▼

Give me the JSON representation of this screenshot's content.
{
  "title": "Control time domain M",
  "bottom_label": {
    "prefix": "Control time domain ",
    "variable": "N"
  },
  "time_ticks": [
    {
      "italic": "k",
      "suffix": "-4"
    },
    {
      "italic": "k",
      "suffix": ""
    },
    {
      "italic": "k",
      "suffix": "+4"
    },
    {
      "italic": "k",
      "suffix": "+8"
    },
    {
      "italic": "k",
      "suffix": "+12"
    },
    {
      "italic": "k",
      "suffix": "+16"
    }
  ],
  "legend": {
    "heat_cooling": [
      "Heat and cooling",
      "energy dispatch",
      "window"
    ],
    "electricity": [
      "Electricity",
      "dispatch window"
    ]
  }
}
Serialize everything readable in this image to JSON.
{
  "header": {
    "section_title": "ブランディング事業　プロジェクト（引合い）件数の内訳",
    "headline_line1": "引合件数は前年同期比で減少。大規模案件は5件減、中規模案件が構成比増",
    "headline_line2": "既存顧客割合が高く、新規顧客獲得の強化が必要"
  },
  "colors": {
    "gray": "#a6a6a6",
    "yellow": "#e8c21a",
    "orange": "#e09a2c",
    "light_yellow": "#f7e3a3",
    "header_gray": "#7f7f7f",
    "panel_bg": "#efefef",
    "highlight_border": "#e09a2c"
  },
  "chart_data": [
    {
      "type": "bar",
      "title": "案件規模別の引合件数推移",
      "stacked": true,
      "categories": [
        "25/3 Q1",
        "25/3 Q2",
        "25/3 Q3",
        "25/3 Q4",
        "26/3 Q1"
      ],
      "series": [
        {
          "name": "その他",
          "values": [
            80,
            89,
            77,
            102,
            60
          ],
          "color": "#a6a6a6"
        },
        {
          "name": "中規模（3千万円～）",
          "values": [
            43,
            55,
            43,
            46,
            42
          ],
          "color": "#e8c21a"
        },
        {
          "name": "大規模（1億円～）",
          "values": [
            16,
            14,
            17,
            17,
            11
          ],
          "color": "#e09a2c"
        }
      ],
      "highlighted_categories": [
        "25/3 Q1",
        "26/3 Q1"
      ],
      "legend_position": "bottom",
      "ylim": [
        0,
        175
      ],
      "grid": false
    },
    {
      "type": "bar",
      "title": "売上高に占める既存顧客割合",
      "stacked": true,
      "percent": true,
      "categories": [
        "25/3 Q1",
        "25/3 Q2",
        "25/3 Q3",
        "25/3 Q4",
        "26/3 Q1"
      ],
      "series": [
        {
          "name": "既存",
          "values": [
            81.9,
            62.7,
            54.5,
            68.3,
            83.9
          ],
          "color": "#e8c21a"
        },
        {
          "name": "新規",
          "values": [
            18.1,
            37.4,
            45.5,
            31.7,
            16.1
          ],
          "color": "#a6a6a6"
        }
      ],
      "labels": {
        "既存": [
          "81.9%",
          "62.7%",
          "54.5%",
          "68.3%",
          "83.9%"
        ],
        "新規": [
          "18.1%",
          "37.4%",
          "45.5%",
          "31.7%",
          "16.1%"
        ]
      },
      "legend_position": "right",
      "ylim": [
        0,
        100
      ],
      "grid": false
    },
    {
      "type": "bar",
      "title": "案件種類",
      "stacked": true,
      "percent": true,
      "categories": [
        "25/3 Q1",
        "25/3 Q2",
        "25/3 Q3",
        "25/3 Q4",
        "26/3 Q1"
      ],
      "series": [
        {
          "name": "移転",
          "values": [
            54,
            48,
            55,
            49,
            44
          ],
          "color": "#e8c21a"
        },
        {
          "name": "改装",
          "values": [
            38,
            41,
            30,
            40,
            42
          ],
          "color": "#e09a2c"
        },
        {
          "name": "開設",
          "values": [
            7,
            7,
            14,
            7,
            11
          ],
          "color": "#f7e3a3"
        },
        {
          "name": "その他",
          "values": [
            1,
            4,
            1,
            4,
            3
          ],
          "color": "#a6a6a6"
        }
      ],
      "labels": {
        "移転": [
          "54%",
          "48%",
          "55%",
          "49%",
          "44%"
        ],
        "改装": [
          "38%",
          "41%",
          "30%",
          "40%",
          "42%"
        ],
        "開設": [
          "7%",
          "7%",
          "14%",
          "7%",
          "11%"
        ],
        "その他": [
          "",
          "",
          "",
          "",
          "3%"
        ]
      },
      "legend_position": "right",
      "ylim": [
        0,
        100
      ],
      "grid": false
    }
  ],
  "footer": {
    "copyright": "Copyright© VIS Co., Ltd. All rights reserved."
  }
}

▲

- _Problem to work on_: Pull out all lines containing the word "JSON" from the entries above.

- _Result of the task_:
Give me the JSON representation of this screenshot's content.
Serialize everything readable in this image to JSON.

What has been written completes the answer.